BEGIN Material supplied

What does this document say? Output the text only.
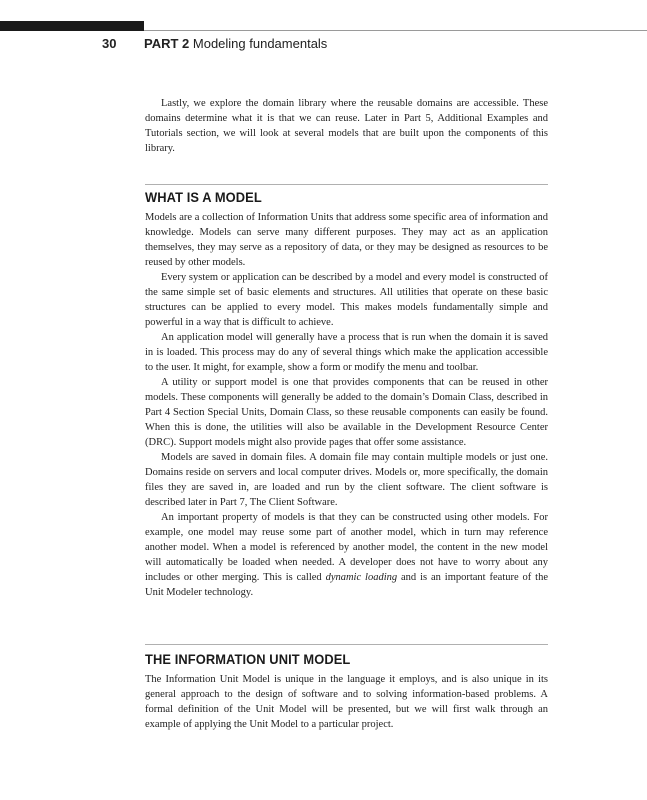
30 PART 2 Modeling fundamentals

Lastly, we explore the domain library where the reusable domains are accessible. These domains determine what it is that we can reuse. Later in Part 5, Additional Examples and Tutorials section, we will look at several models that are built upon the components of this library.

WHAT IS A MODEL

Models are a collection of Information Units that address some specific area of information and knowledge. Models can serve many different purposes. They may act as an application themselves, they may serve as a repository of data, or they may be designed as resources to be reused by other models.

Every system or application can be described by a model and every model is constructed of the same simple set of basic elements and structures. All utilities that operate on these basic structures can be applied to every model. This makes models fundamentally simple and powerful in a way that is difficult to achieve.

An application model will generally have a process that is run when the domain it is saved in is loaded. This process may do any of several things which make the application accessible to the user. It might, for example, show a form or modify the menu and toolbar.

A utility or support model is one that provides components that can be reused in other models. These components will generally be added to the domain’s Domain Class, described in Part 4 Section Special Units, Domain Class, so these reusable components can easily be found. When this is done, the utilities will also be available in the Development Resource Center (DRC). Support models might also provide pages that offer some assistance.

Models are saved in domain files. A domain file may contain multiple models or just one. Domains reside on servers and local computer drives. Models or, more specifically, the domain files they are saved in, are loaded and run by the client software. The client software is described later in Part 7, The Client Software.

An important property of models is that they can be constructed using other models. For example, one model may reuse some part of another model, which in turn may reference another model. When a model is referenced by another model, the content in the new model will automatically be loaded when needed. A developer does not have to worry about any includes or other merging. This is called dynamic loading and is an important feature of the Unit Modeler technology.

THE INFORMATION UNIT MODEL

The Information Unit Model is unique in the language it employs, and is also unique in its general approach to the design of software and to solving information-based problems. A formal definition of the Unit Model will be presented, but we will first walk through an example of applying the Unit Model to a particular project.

END Material supplied
BEGIN Material supplied

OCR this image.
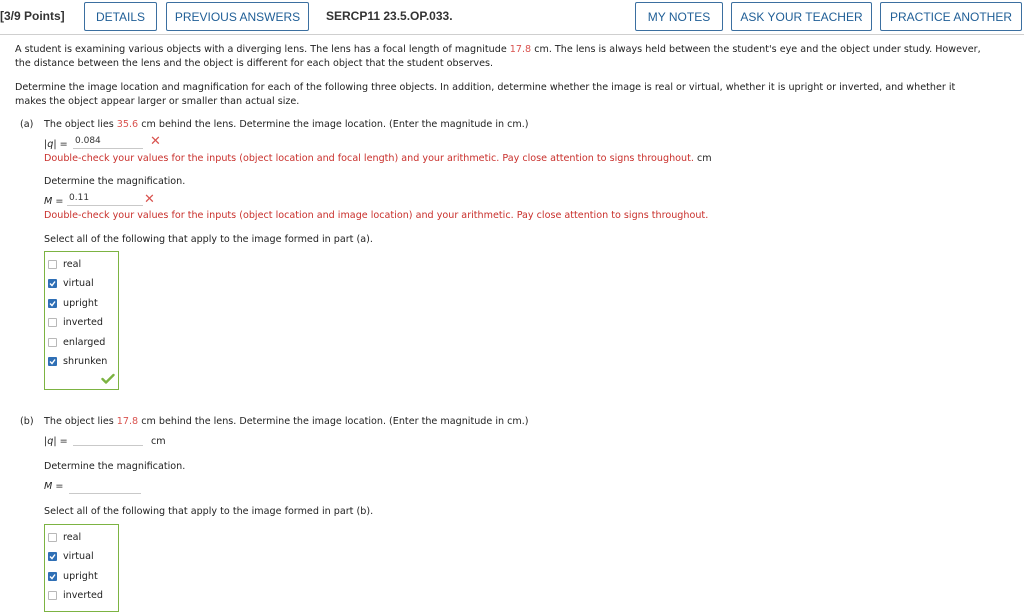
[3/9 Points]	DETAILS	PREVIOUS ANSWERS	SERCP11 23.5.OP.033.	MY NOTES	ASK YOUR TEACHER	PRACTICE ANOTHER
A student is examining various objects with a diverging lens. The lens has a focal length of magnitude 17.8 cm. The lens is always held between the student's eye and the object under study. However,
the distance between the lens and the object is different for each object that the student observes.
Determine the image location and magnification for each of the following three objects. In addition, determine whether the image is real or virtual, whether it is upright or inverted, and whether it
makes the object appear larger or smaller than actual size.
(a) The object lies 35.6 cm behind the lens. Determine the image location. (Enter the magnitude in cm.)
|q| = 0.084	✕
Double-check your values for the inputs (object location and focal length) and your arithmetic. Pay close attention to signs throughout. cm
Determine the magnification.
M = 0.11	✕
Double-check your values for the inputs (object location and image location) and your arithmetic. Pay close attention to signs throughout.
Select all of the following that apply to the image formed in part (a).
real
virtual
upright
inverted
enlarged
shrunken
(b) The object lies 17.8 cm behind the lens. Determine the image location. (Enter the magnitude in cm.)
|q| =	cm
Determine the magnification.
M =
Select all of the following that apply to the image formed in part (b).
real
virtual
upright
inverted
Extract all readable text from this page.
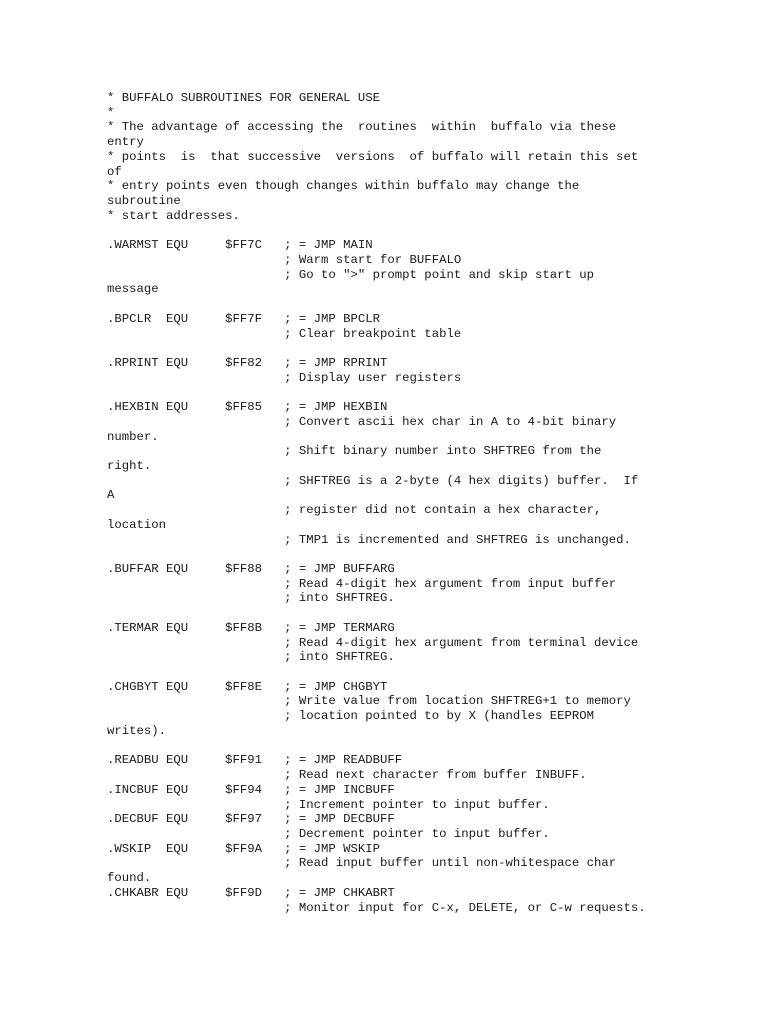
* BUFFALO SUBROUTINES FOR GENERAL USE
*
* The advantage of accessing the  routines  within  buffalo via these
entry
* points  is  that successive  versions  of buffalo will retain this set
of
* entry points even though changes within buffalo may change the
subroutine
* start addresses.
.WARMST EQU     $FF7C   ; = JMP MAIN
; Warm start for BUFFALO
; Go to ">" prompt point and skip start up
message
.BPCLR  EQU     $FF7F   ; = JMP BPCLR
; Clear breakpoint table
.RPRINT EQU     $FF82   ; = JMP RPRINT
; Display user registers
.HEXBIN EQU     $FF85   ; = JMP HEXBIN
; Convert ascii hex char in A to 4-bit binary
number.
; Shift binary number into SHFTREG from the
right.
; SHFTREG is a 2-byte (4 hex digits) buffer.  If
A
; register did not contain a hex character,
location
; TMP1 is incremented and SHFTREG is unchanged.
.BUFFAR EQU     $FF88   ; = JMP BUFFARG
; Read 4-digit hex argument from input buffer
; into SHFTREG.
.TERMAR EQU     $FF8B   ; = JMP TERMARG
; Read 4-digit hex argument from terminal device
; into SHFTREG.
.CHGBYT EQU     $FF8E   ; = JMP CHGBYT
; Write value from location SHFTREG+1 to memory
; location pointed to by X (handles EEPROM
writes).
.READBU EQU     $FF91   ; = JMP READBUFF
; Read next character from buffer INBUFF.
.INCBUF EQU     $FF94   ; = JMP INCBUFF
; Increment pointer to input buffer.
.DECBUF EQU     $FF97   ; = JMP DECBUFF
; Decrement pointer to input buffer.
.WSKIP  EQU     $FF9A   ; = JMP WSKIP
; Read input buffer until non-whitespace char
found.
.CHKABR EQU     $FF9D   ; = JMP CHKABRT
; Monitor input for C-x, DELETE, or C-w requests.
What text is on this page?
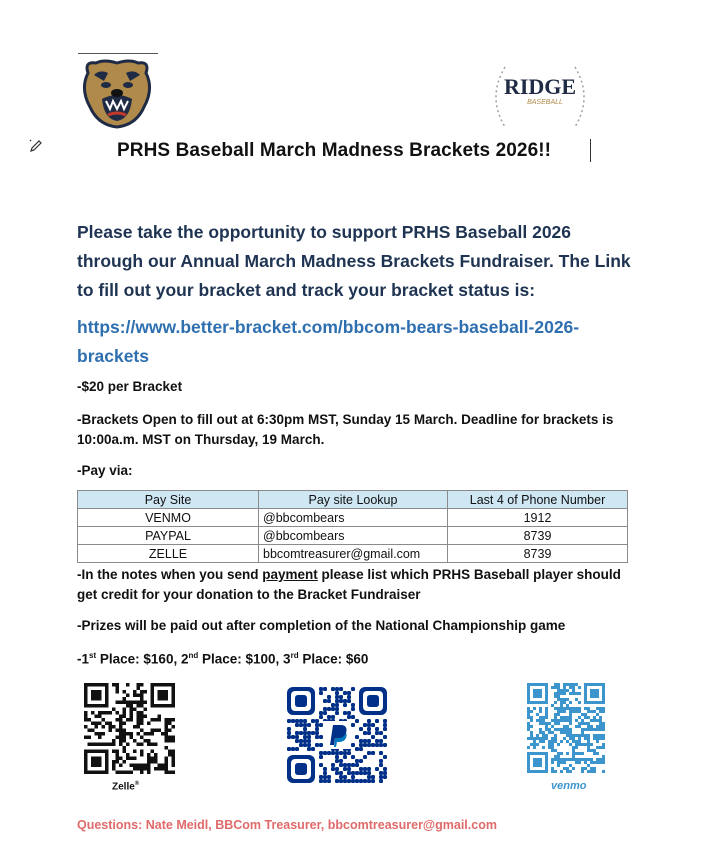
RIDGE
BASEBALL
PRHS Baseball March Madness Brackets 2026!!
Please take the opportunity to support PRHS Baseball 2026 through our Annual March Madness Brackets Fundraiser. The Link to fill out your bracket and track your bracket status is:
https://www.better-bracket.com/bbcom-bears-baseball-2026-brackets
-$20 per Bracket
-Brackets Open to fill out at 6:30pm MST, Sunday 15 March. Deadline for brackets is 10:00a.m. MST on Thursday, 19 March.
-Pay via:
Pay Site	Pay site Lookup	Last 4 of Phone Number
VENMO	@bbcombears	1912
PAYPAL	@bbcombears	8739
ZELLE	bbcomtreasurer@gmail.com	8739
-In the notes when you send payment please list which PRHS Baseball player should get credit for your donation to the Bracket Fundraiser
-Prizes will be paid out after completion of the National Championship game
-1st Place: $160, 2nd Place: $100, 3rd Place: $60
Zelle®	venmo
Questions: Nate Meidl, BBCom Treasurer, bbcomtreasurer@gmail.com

END Material supplied

- [Set task]
Give only the number of lines in the records that include the word "signs".

- [Solution to this exercise]
2